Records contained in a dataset
◇ ◇ ◇ ◇ ◇ ◇ ◇
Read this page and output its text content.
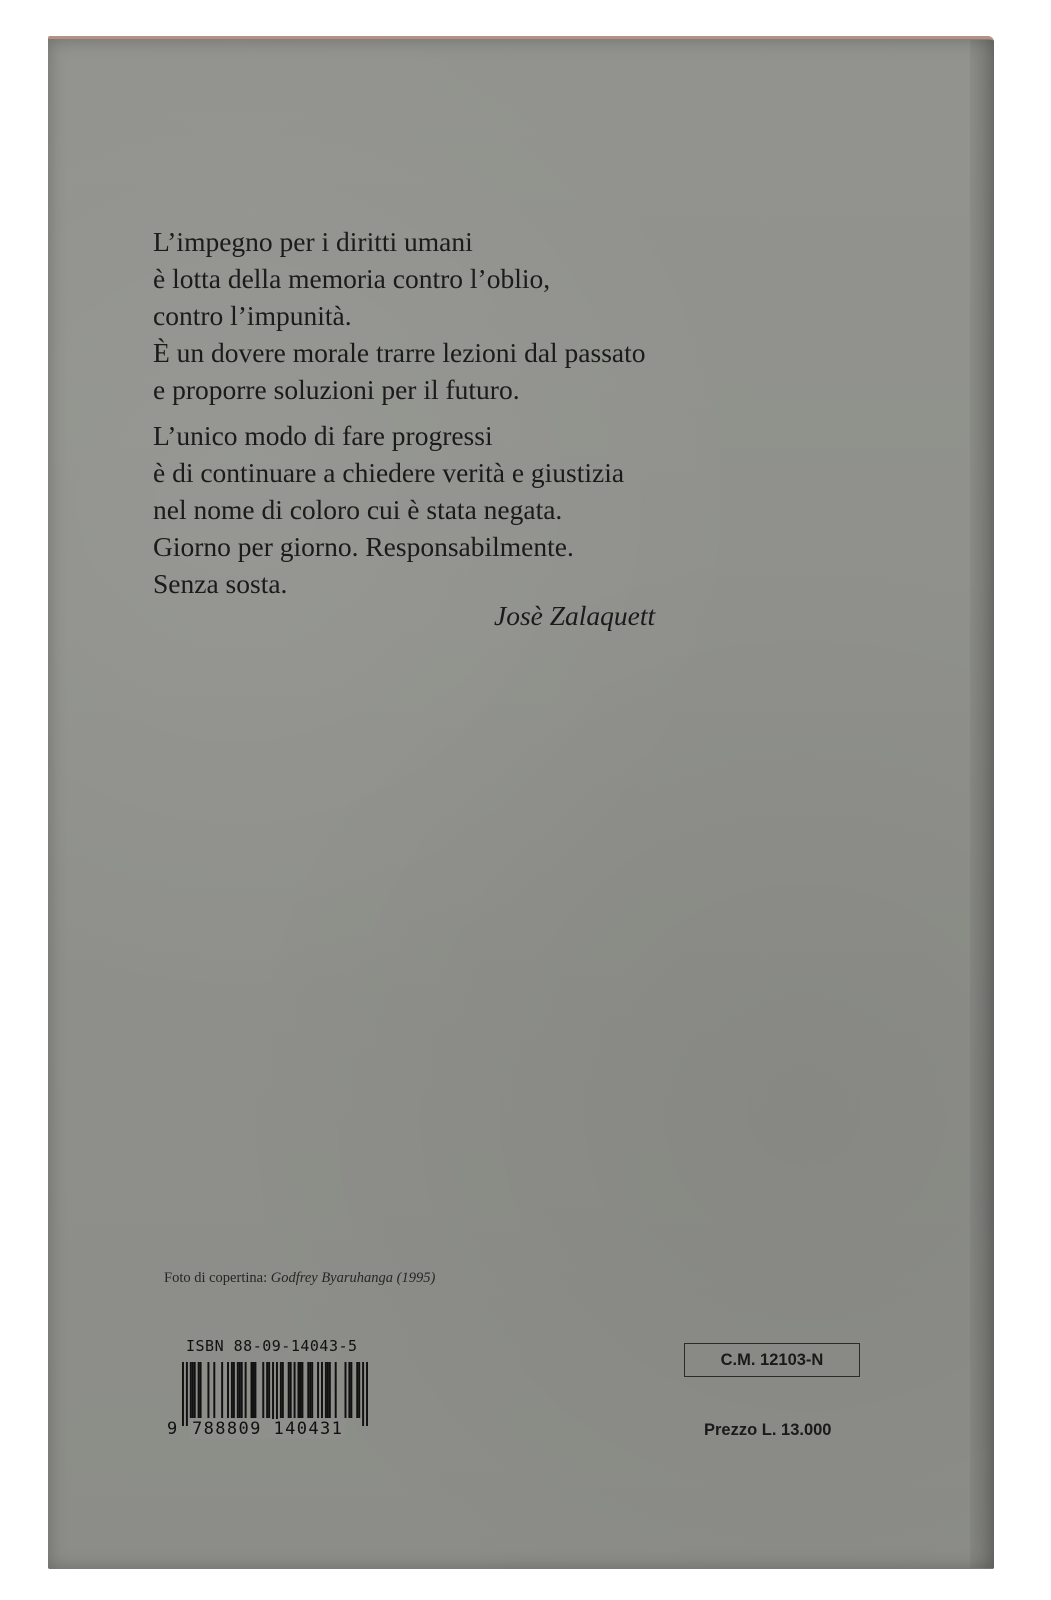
L’impegno per i diritti umani
è lotta della memoria contro l’oblio,
contro l’impunità.
È un dovere morale trarre lezioni dal passato
e proporre soluzioni per il futuro.
L’unico modo di fare progressi
è di continuare a chiedere verità e giustizia
nel nome di coloro cui è stata negata.
Giorno per giorno. Responsabilmente.
Senza sosta.
Josè Zalaquett
Foto di copertina: Godfrey Byaruhanga (1995)
ISBN 88-09-14043-5
9 788809 140431
C.M. 12103-N
Prezzo L. 13.000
◇ ◇ ◇ ◇ ◇ ◇ ◇
● Set exercise
Set down every entry word for word, but omit the pictures.

● Complete answer
Read this page and output its text content.
L’impegno per i diritti umani
è lotta della memoria contro l’oblio,
contro l’impunità.
È un dovere morale trarre lezioni dal passato
e proporre soluzioni per il futuro.
L’unico modo di fare progressi
è di continuare a chiedere verità e giustizia
nel nome di coloro cui è stata negata.
Giorno per giorno. Responsabilmente.
Senza sosta.
Josè Zalaquett
Foto di copertina: Godfrey Byaruhanga (1995)
ISBN 88-09-14043-5
9 788809 140431
C.M. 12103-N
Prezzo L. 13.000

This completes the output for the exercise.